The problem:
Beginning with the line that contains "What text is on this page?", extract each line through the end of the listing below, with no additions or omissions.

Task data:
□ □ □ □ □

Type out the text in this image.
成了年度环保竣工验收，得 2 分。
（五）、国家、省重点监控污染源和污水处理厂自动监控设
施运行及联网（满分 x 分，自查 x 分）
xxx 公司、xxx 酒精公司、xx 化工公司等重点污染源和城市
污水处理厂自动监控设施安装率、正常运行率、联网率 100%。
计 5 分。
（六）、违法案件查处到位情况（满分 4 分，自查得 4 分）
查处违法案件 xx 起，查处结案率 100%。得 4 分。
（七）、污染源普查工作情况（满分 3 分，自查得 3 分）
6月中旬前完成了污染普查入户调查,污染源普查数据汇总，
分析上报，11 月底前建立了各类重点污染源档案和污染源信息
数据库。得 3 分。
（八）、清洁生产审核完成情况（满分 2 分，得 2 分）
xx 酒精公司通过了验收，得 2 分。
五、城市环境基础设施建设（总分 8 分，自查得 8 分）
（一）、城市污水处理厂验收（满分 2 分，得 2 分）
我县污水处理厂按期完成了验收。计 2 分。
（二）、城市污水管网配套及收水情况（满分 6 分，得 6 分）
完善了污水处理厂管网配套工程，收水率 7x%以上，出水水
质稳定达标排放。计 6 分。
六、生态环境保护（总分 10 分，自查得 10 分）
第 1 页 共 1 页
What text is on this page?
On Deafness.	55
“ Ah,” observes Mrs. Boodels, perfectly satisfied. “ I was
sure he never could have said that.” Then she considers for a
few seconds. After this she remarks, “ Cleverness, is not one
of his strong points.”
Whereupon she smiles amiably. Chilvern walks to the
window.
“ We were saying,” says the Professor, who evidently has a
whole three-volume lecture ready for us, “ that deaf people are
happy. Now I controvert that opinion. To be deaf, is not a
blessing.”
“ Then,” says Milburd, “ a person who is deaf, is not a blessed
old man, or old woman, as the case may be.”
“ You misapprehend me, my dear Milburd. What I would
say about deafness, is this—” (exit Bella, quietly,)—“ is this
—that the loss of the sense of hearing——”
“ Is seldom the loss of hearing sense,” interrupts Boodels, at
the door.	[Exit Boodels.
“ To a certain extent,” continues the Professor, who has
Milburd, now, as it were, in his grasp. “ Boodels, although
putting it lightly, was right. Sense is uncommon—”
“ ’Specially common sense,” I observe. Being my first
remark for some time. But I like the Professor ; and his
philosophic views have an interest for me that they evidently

□ □ □ □ □

Full solution:
What text is on this page?
On Deafness.	55
“ Ah,” observes Mrs. Boodels, perfectly satisfied. “ I was
sure he never could have said that.” Then she considers for a
few seconds. After this she remarks, “ Cleverness, is not one
of his strong points.”
Whereupon she smiles amiably. Chilvern walks to the
window.
“ We were saying,” says the Professor, who evidently has a
whole three-volume lecture ready for us, “ that deaf people are
happy. Now I controvert that opinion. To be deaf, is not a
blessing.”
“ Then,” says Milburd, “ a person who is deaf, is not a blessed
old man, or old woman, as the case may be.”
“ You misapprehend me, my dear Milburd. What I would
say about deafness, is this—” (exit Bella, quietly,)—“ is this
—that the loss of the sense of hearing——”
“ Is seldom the loss of hearing sense,” interrupts Boodels, at
the door.	[Exit Boodels.
“ To a certain extent,” continues the Professor, who has
Milburd, now, as it were, in his grasp. “ Boodels, although
putting it lightly, was right. Sense is uncommon—”
“ ’Specially common sense,” I observe. Being my first
remark for some time. But I like the Professor ; and his
philosophic views have an interest for me that they evidently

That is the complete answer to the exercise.